Exercise:
Without the images, write out all of the following entries exactly.

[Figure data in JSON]
■ ■ ■ ■ ■ ■ ■

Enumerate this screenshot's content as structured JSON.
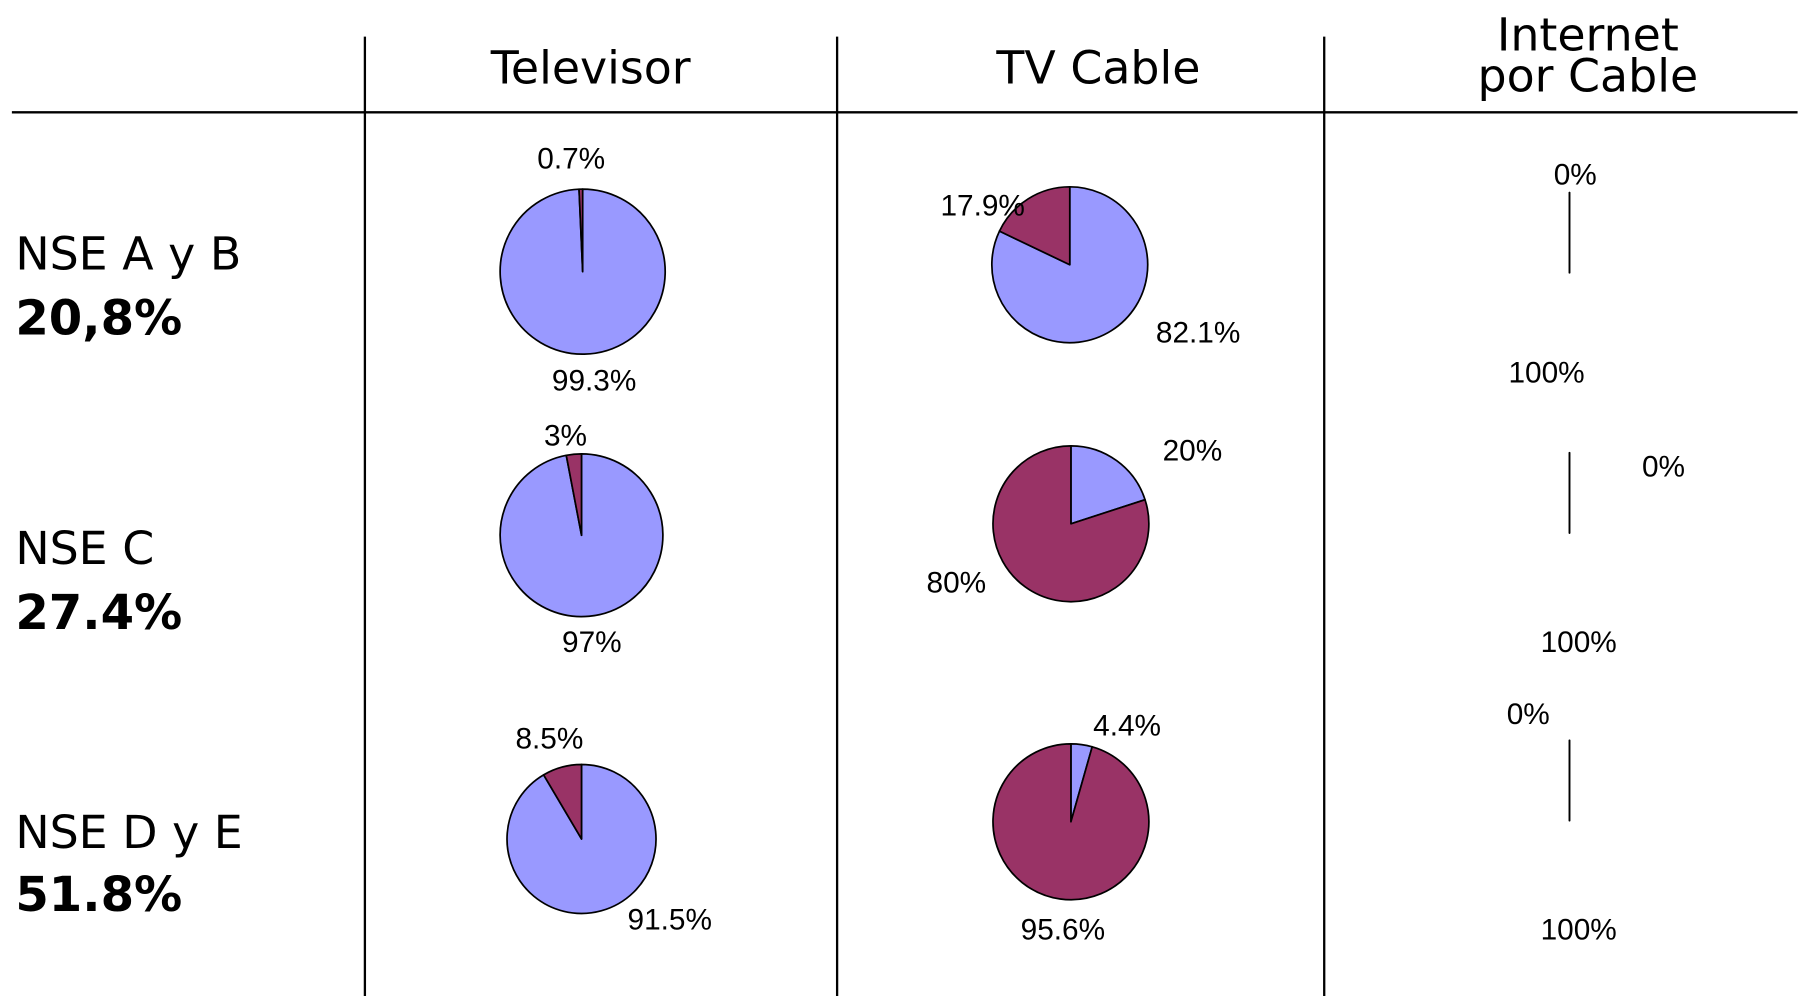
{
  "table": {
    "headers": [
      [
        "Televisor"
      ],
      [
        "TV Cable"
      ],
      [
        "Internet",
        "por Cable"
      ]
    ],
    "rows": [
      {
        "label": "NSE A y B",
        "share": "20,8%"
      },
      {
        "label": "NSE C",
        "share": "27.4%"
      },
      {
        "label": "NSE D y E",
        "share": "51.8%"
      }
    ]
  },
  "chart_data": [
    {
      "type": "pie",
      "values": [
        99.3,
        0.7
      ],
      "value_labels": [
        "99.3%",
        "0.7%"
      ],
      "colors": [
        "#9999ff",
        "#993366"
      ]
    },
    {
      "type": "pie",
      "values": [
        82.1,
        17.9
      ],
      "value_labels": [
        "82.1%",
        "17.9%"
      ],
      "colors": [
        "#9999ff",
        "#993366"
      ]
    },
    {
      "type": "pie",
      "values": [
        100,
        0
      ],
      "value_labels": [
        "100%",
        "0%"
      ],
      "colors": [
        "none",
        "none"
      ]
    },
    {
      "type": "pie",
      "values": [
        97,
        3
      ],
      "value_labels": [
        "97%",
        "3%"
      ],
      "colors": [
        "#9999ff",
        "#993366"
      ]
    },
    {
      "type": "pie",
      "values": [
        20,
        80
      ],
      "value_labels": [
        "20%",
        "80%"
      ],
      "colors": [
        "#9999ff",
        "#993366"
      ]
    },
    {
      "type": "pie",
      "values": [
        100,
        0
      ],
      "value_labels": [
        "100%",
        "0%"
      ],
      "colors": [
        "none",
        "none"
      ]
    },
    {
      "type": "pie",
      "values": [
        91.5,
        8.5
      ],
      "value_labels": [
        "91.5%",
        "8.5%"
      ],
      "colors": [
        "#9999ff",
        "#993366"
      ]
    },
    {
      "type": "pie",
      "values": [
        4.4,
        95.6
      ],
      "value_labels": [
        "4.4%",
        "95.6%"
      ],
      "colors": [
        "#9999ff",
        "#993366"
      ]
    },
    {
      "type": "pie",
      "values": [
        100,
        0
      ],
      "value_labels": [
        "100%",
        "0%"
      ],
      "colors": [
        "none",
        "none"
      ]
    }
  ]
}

■ ■ ■ ■ ■ ■ ■

Solution:
Enumerate this screenshot's content as structured JSON.
{
  "table": {
    "headers": [
      [
        "Televisor"
      ],
      [
        "TV Cable"
      ],
      [
        "Internet",
        "por Cable"
      ]
    ],
    "rows": [
      {
        "label": "NSE A y B",
        "share": "20,8%"
      },
      {
        "label": "NSE C",
        "share": "27.4%"
      },
      {
        "label": "NSE D y E",
        "share": "51.8%"
      }
    ]
  },
  "chart_data": [
    {
      "type": "pie",
      "values": [
        99.3,
        0.7
      ],
      "value_labels": [
        "99.3%",
        "0.7%"
      ],
      "colors": [
        "#9999ff",
        "#993366"
      ]
    },
    {
      "type": "pie",
      "values": [
        82.1,
        17.9
      ],
      "value_labels": [
        "82.1%",
        "17.9%"
      ],
      "colors": [
        "#9999ff",
        "#993366"
      ]
    },
    {
      "type": "pie",
      "values": [
        100,
        0
      ],
      "value_labels": [
        "100%",
        "0%"
      ],
      "colors": [
        "none",
        "none"
      ]
    },
    {
      "type": "pie",
      "values": [
        97,
        3
      ],
      "value_labels": [
        "97%",
        "3%"
      ],
      "colors": [
        "#9999ff",
        "#993366"
      ]
    },
    {
      "type": "pie",
      "values": [
        20,
        80
      ],
      "value_labels": [
        "20%",
        "80%"
      ],
      "colors": [
        "#9999ff",
        "#993366"
      ]
    },
    {
      "type": "pie",
      "values": [
        100,
        0
      ],
      "value_labels": [
        "100%",
        "0%"
      ],
      "colors": [
        "none",
        "none"
      ]
    },
    {
      "type": "pie",
      "values": [
        91.5,
        8.5
      ],
      "value_labels": [
        "91.5%",
        "8.5%"
      ],
      "colors": [
        "#9999ff",
        "#993366"
      ]
    },
    {
      "type": "pie",
      "values": [
        4.4,
        95.6
      ],
      "value_labels": [
        "4.4%",
        "95.6%"
      ],
      "colors": [
        "#9999ff",
        "#993366"
      ]
    },
    {
      "type": "pie",
      "values": [
        100,
        0
      ],
      "value_labels": [
        "100%",
        "0%"
      ],
      "colors": [
        "none",
        "none"
      ]
    }
  ]
}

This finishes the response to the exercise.